WHAT IS BEING ASKED: List each line of the data that holds the word "mieszkańców".

---

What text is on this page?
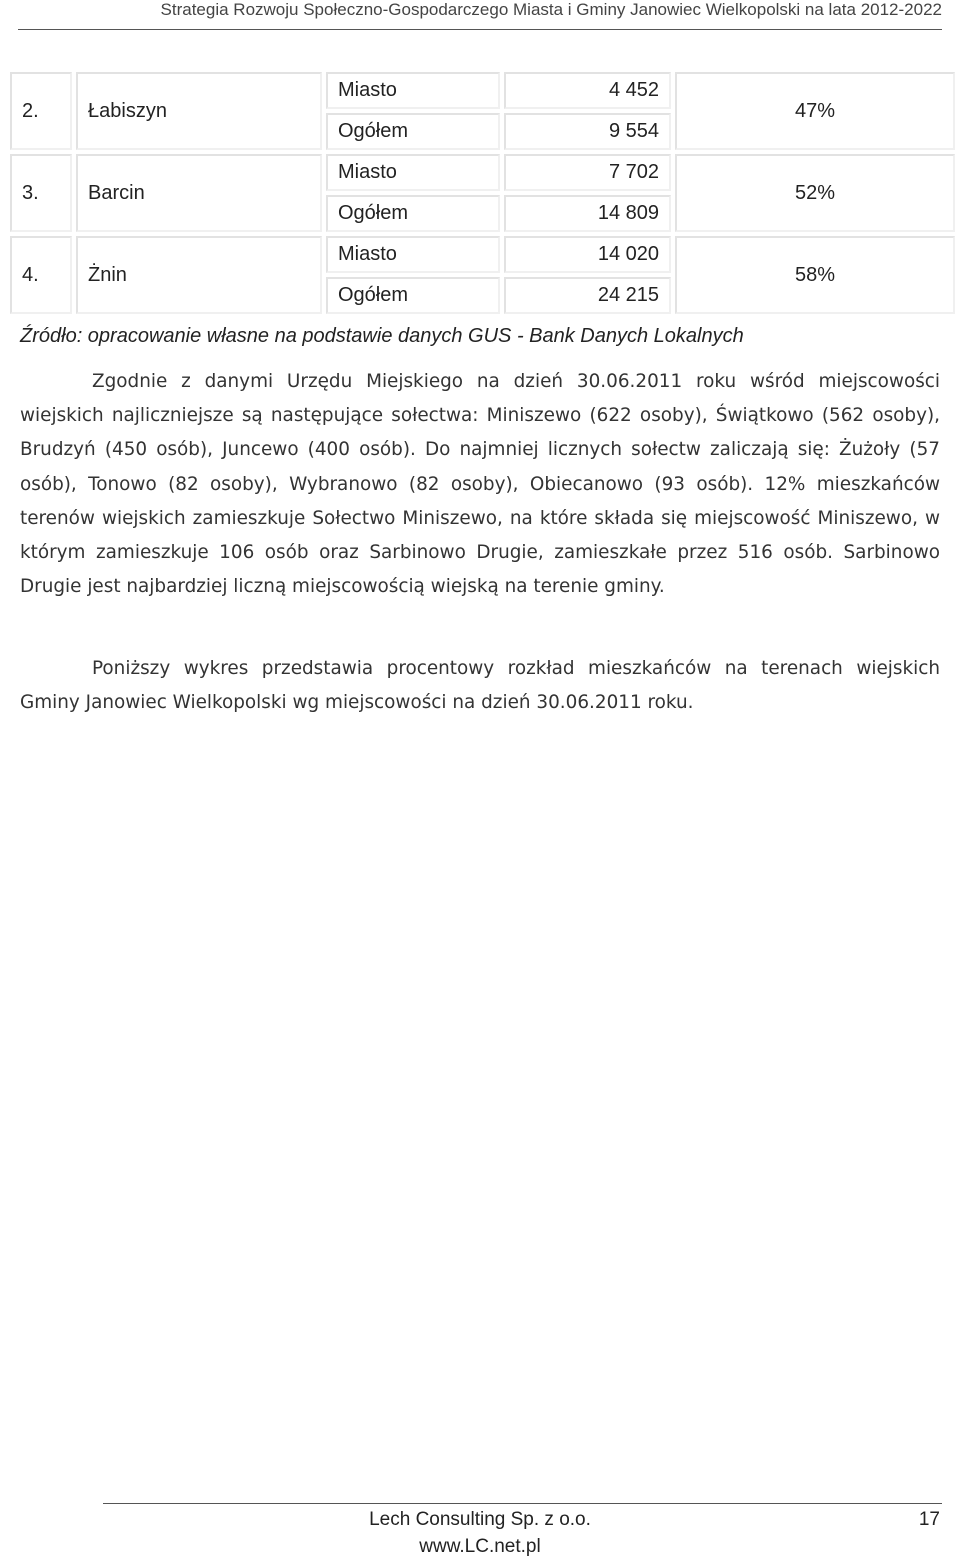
Strategia Rozwoju Społeczno-Gospodarczego Miasta i Gminy Janowiec Wielkopolski na lata 2012-2022
2.	Łabiszyn	Miasto	4 452	47%
		Ogółem	9 554	
3.	Barcin	Miasto	7 702	52%
		Ogółem	14 809	
4.	Żnin	Miasto	14 020	58%
		Ogółem	24 215	
Źródło: opracowanie własne na podstawie danych GUS - Bank Danych Lokalnych
Zgodnie z danymi Urzędu Miejskiego na dzień 30.06.2011 roku wśród miejscowości wiejskich najliczniejsze są następujące sołectwa: Miniszewo (622 osoby), Świątkowo (562 osoby), Brudzyń (450 osób), Juncewo (400 osób). Do najmniej licznych sołectw zaliczają się: Żużoły (57 osób), Tonowo (82 osoby), Wybranowo (82 osoby), Obiecanowo (93 osób). 12% mieszkańców terenów wiejskich zamieszkuje Sołectwo Miniszewo, na które składa się miejscowość Miniszewo, w którym zamieszkuje 106 osób oraz Sarbinowo Drugie, zamieszkałe przez 516 osób. Sarbinowo Drugie jest najbardziej liczną miejscowością wiejską na terenie gminy.
Poniższy wykres przedstawia procentowy rozkład mieszkańców na terenach wiejskich Gminy Janowiec Wielkopolski wg miejscowości na dzień 30.06.2011 roku.
Lech Consulting Sp. z o.o.
www.LC.net.pl
17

---

OUTPUT:
Zgodnie z danymi Urzędu Miejskiego na dzień 30.06.2011 roku wśród miejscowości wiejskich najliczniejsze są następujące sołectwa: Miniszewo (622 osoby), Świątkowo (562 osoby), Brudzyń (450 osób), Juncewo (400 osób). Do najmniej licznych sołectw zaliczają się: Żużoły (57 osób), Tonowo (82 osoby), Wybranowo (82 osoby), Obiecanowo (93 osób). 12% mieszkańców terenów wiejskich zamieszkuje Sołectwo Miniszewo, na które składa się miejscowość Miniszewo, w którym zamieszkuje 106 osób oraz Sarbinowo Drugie, zamieszkałe przez 516 osób. Sarbinowo Drugie jest najbardziej liczną miejscowością wiejską na terenie gminy.
Poniższy wykres przedstawia procentowy rozkład mieszkańców na terenach wiejskich Gminy Janowiec Wielkopolski wg miejscowości na dzień 30.06.2011 roku.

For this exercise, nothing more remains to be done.